#### PROVIDED MATERIAL

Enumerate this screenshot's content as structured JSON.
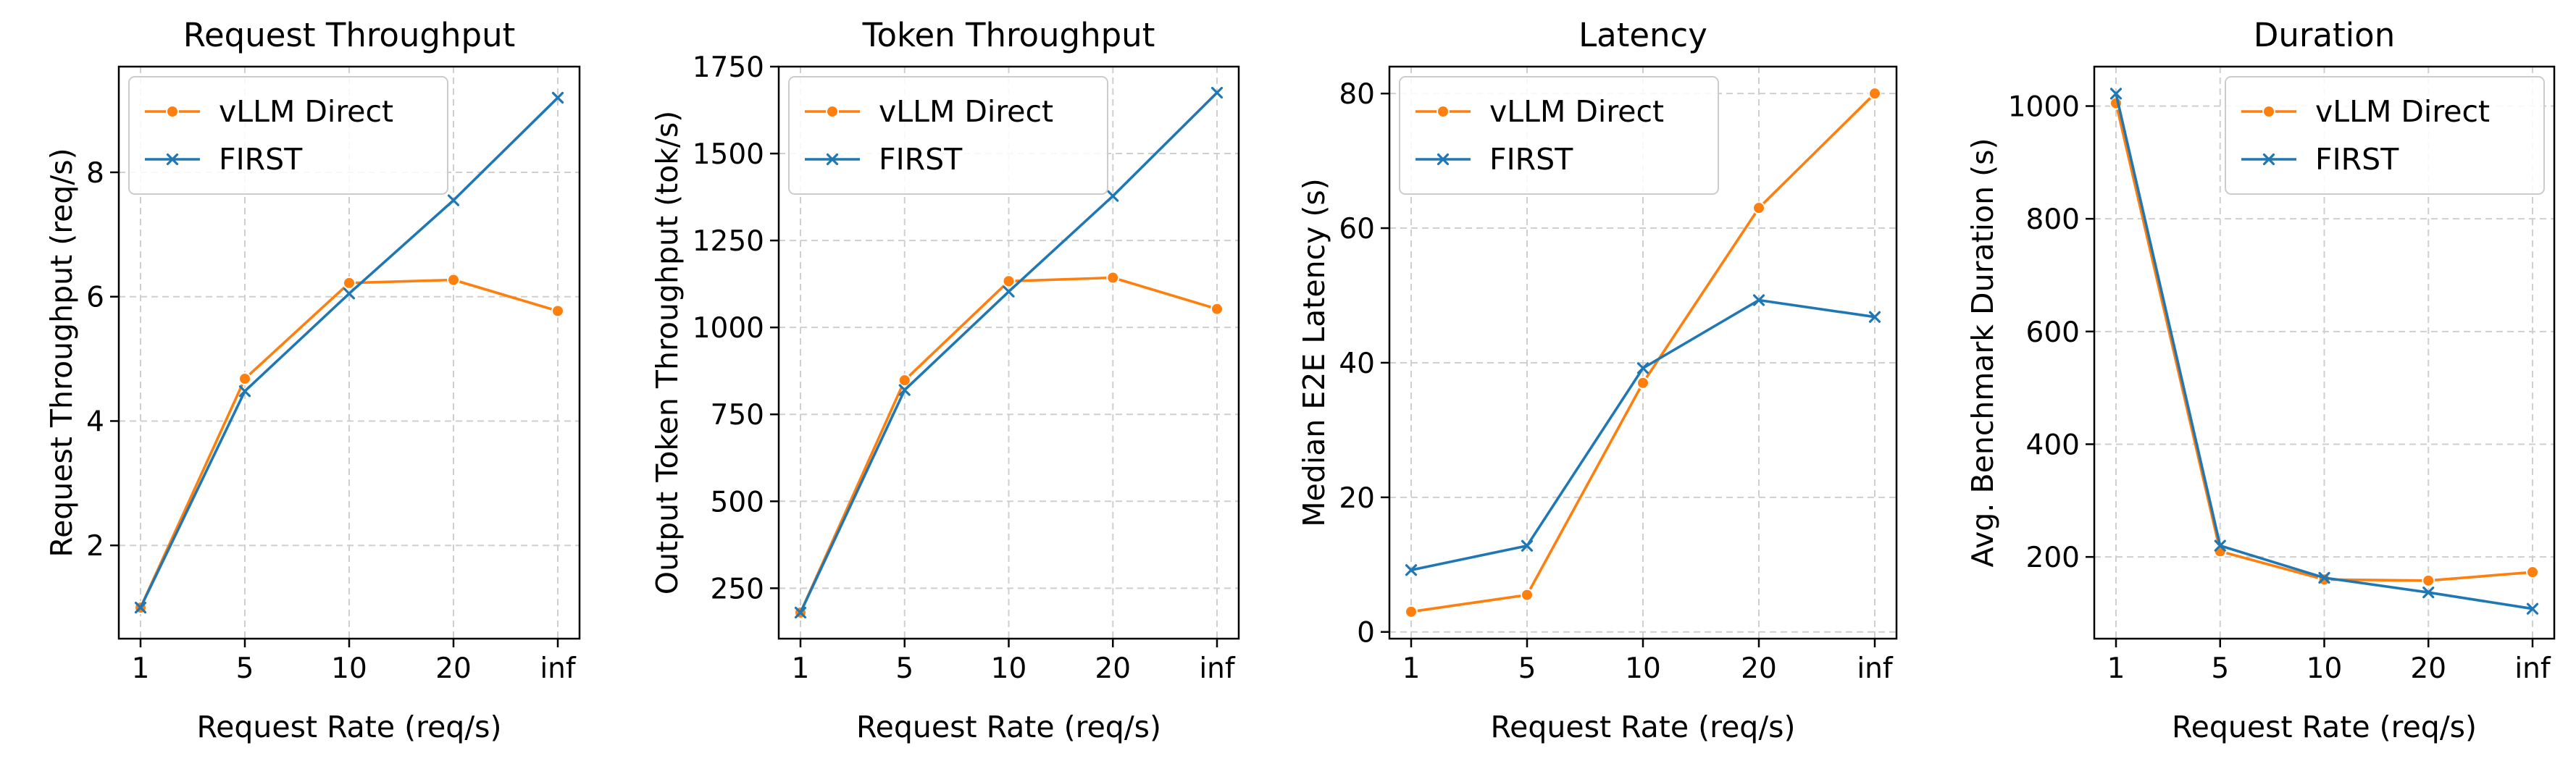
{
  "figure": {
    "colors": {
      "vllm": "#ff7f0e",
      "first": "#1f77b4",
      "grid": "#cfcfcf"
    }
  },
  "chart_data": [
    {
      "type": "line",
      "title": "Request Throughput",
      "xlabel": "Request Rate (req/s)",
      "ylabel": "Request Throughput (req/s)",
      "categories": [
        "1",
        "5",
        "10",
        "20",
        "inf"
      ],
      "ylim": [
        0.5,
        9.7
      ],
      "yticks": [
        2,
        4,
        6,
        8
      ],
      "ytick_labels": [
        "2",
        "4",
        "6",
        "8"
      ],
      "grid": true,
      "legend": "upper-left",
      "series": [
        {
          "name": "vLLM Direct",
          "marker": "circle",
          "values": [
            1.0,
            4.68,
            6.22,
            6.27,
            5.77
          ]
        },
        {
          "name": "FIRST",
          "marker": "x",
          "values": [
            1.0,
            4.48,
            6.05,
            7.55,
            9.2
          ]
        }
      ]
    },
    {
      "type": "line",
      "title": "Token Throughput",
      "xlabel": "Request Rate (req/s)",
      "ylabel": "Output Token Throughput (tok/s)",
      "categories": [
        "1",
        "5",
        "10",
        "20",
        "inf"
      ],
      "ylim": [
        105,
        1750
      ],
      "yticks": [
        250,
        500,
        750,
        1000,
        1250,
        1500,
        1750
      ],
      "ytick_labels": [
        "250",
        "500",
        "750",
        "1000",
        "1250",
        "1500",
        "1750"
      ],
      "grid": true,
      "legend": "upper-left",
      "series": [
        {
          "name": "vLLM Direct",
          "marker": "circle",
          "values": [
            180,
            848,
            1133,
            1143,
            1053
          ]
        },
        {
          "name": "FIRST",
          "marker": "x",
          "values": [
            180,
            820,
            1103,
            1378,
            1675
          ]
        }
      ]
    },
    {
      "type": "line",
      "title": "Latency",
      "xlabel": "Request Rate (req/s)",
      "ylabel": "Median E2E Latency (s)",
      "categories": [
        "1",
        "5",
        "10",
        "20",
        "inf"
      ],
      "ylim": [
        -1,
        84
      ],
      "yticks": [
        0,
        20,
        40,
        60,
        80
      ],
      "ytick_labels": [
        "0",
        "20",
        "40",
        "60",
        "80"
      ],
      "grid": true,
      "legend": "upper-left",
      "series": [
        {
          "name": "vLLM Direct",
          "marker": "circle",
          "values": [
            3.0,
            5.5,
            37.0,
            63.0,
            80.0
          ]
        },
        {
          "name": "FIRST",
          "marker": "x",
          "values": [
            9.2,
            12.8,
            39.2,
            49.3,
            46.8
          ]
        }
      ]
    },
    {
      "type": "line",
      "title": "Duration",
      "xlabel": "Request Rate (req/s)",
      "ylabel": "Avg. Benchmark Duration (s)",
      "categories": [
        "1",
        "5",
        "10",
        "20",
        "inf"
      ],
      "ylim": [
        55,
        1070
      ],
      "yticks": [
        200,
        400,
        600,
        800,
        1000
      ],
      "ytick_labels": [
        "200",
        "400",
        "600",
        "800",
        "1000"
      ],
      "grid": true,
      "legend": "upper-right",
      "series": [
        {
          "name": "vLLM Direct",
          "marker": "circle",
          "values": [
            1005,
            210,
            160,
            158,
            173
          ]
        },
        {
          "name": "FIRST",
          "marker": "x",
          "values": [
            1022,
            220,
            163,
            137,
            108
          ]
        }
      ]
    }
  ]
}
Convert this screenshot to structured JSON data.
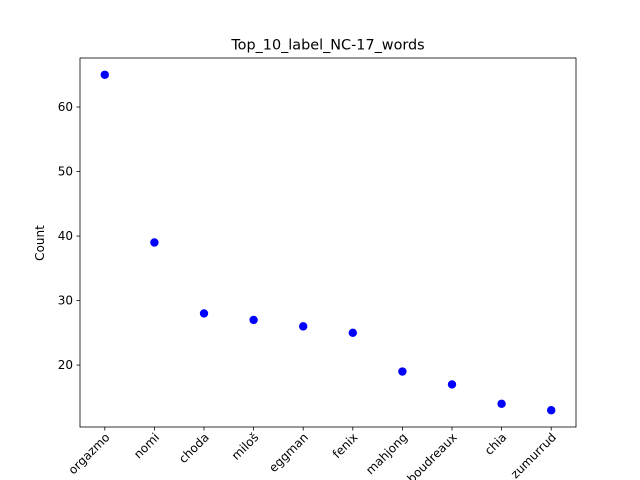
{
  "chart_data": {
    "type": "scatter",
    "title": "Top_10_label_NC-17_words",
    "xlabel": "",
    "ylabel": "Count",
    "categories": [
      "orgazmo",
      "nomi",
      "choda",
      "miloš",
      "eggman",
      "fenix",
      "mahjong",
      "boudreaux",
      "chia",
      "zumurrud"
    ],
    "values": [
      65,
      39,
      28,
      27,
      26,
      25,
      19,
      17,
      14,
      13
    ],
    "ylim": [
      10.4,
      67.6
    ],
    "yticks": [
      20,
      30,
      40,
      50,
      60
    ],
    "ytick_labels": [
      "20",
      "30",
      "40",
      "50",
      "60"
    ],
    "marker_color": "#0000ff",
    "grid": false,
    "legend": "none"
  }
}
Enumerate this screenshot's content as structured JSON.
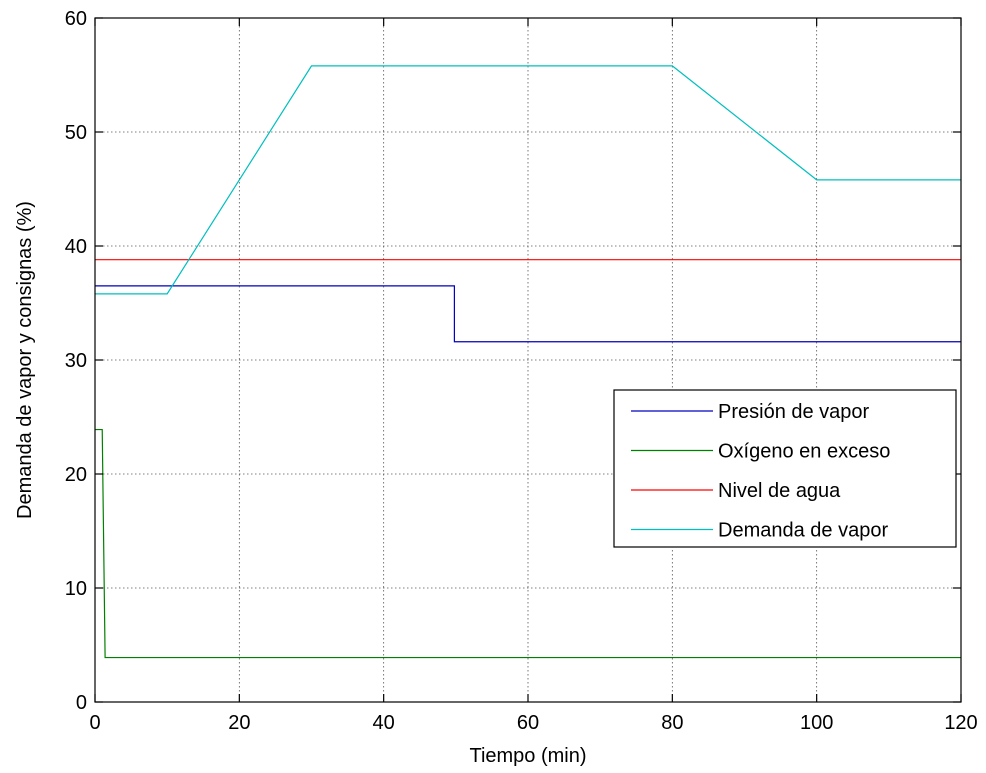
{
  "chart_data": {
    "type": "line",
    "title": "",
    "xlabel": "Tiempo (min)",
    "ylabel": "Demanda de vapor y consignas (%)",
    "xlim": [
      0,
      120
    ],
    "ylim": [
      0,
      60
    ],
    "xticks": [
      0,
      20,
      40,
      60,
      80,
      100,
      120
    ],
    "yticks": [
      0,
      10,
      20,
      30,
      40,
      50,
      60
    ],
    "grid": true,
    "legend_position": "right",
    "series": [
      {
        "name": "Presión de vapor",
        "color": "#0000bf",
        "x": [
          0,
          49.8,
          49.8,
          120
        ],
        "y": [
          36.5,
          36.5,
          31.6,
          31.6
        ]
      },
      {
        "name": "Oxígeno en exceso",
        "color": "#008000",
        "x": [
          0,
          1,
          1.4,
          120
        ],
        "y": [
          23.9,
          23.9,
          3.9,
          3.9
        ]
      },
      {
        "name": "Nivel de agua",
        "color": "#ff0000",
        "x": [
          0,
          120
        ],
        "y": [
          38.8,
          38.8
        ]
      },
      {
        "name": "Demanda de vapor",
        "color": "#00bfbf",
        "x": [
          0,
          10,
          30,
          80,
          100,
          120
        ],
        "y": [
          35.8,
          35.8,
          55.8,
          55.8,
          45.8,
          45.8
        ]
      }
    ]
  }
}
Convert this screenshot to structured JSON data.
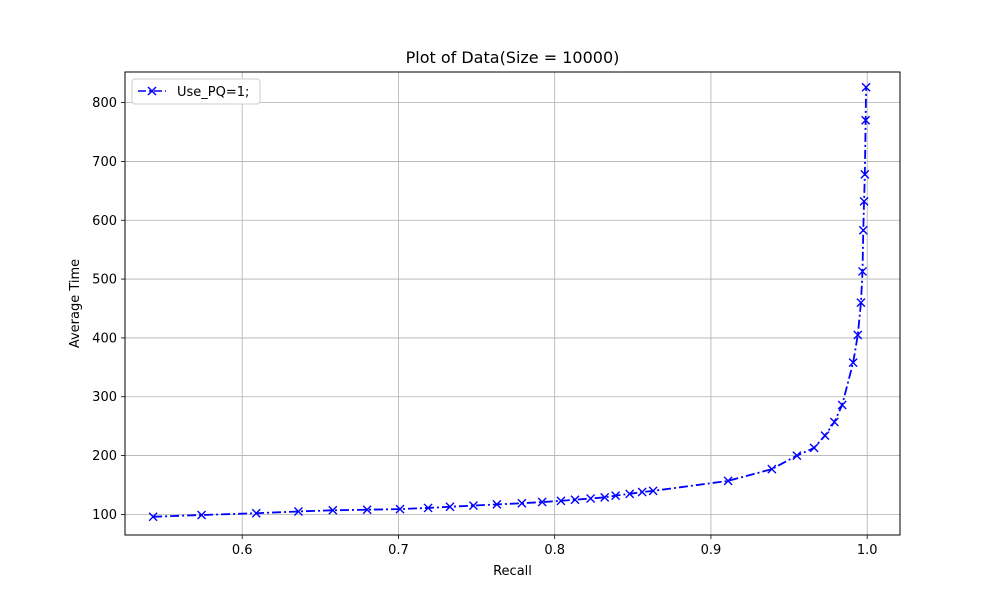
{
  "chart_data": {
    "type": "line",
    "title": "Plot of Data(Size = 10000)",
    "xlabel": "Recall",
    "ylabel": "Average Time",
    "xlim": [
      0.525,
      1.021
    ],
    "ylim": [
      65,
      852
    ],
    "xticks": [
      0.6,
      0.7,
      0.8,
      0.9,
      1.0
    ],
    "xtick_labels": [
      "0.6",
      "0.7",
      "0.8",
      "0.9",
      "1.0"
    ],
    "yticks": [
      100,
      200,
      300,
      400,
      500,
      600,
      700,
      800
    ],
    "ytick_labels": [
      "100",
      "200",
      "300",
      "400",
      "500",
      "600",
      "700",
      "800"
    ],
    "grid": true,
    "legend": {
      "position": "upper-left",
      "entries": [
        "Use_PQ=1;"
      ]
    },
    "series": [
      {
        "name": "Use_PQ=1;",
        "color": "#0000ff",
        "linestyle": "dash-dot",
        "marker": "x",
        "x": [
          0.543,
          0.574,
          0.609,
          0.636,
          0.658,
          0.68,
          0.701,
          0.719,
          0.733,
          0.748,
          0.763,
          0.779,
          0.792,
          0.804,
          0.813,
          0.823,
          0.832,
          0.839,
          0.848,
          0.856,
          0.863,
          0.911,
          0.939,
          0.955,
          0.966,
          0.973,
          0.979,
          0.984,
          0.991,
          0.994,
          0.996,
          0.997,
          0.9975,
          0.998,
          0.9985,
          0.999,
          0.9993
        ],
        "y": [
          96,
          99,
          102,
          105,
          107,
          108,
          109,
          111,
          113,
          115,
          117,
          119,
          121,
          123,
          125,
          127,
          129,
          132,
          135,
          138,
          140,
          157,
          177,
          200,
          213,
          234,
          257,
          286,
          358,
          405,
          460,
          513,
          583,
          632,
          678,
          770,
          826
        ]
      }
    ]
  }
}
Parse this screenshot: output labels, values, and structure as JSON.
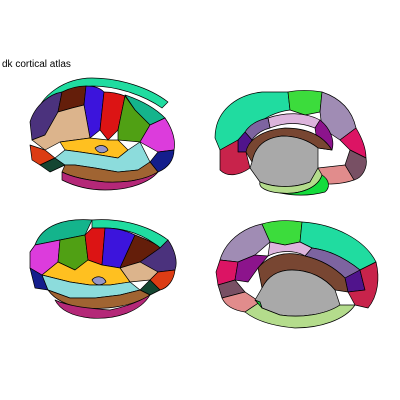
{
  "title": "dk cortical atlas",
  "colors": {
    "superiorfrontal": "#20DCA0",
    "rostralmiddlefrontal": "#4B327D",
    "caudalmiddlefrontal": "#641E0A",
    "precentral": "#3C14DC",
    "postcentral": "#DC1414",
    "parsopercularis": "#DCB48C",
    "parstriangularis": "#DC3C14",
    "parsorbitalis": "#144632",
    "lateralorbitofrontal": "#234B32",
    "supramarginal": "#50A014",
    "superiorparietal": "#14B48C",
    "inferiorparietal": "#DC3CDC",
    "lateraloccipital": "#141E8C",
    "superiortemporal": "#8CDCDC",
    "middletemporal": "#A06432",
    "inferiortemporal": "#B42878",
    "insula": "#FFC020",
    "transversetemporal": "#9696C8",
    "bankssts": "#196428",
    "paracentral": "#3CDC3C",
    "precuneus": "#A08CB4",
    "posteriorcingulate": "#DCB4DC",
    "isthmuscingulate": "#8C148C",
    "corpuscallosum": "#784632",
    "medialorbitofrontal": "#C8234B",
    "rostralanteriorcingulate": "#50148C",
    "caudalanteriorcingulate": "#7D64A0",
    "cuneus": "#DC1464",
    "lingual": "#E18C8C",
    "pericalcarine": "#785064",
    "fusiform": "#B4DC8C",
    "parahippocampal": "#14DC3C",
    "entorhinal": "#DC140A",
    "unknown": "#A9A9A9"
  }
}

########

WHAT YOU ARE ASKED TO DO: Each line holding "Demanda" must be found and copied.

IN RESPONSE:
    "ylabel": "Demanda de vapor y consignas (%)",
        "name": "Demanda de vapor",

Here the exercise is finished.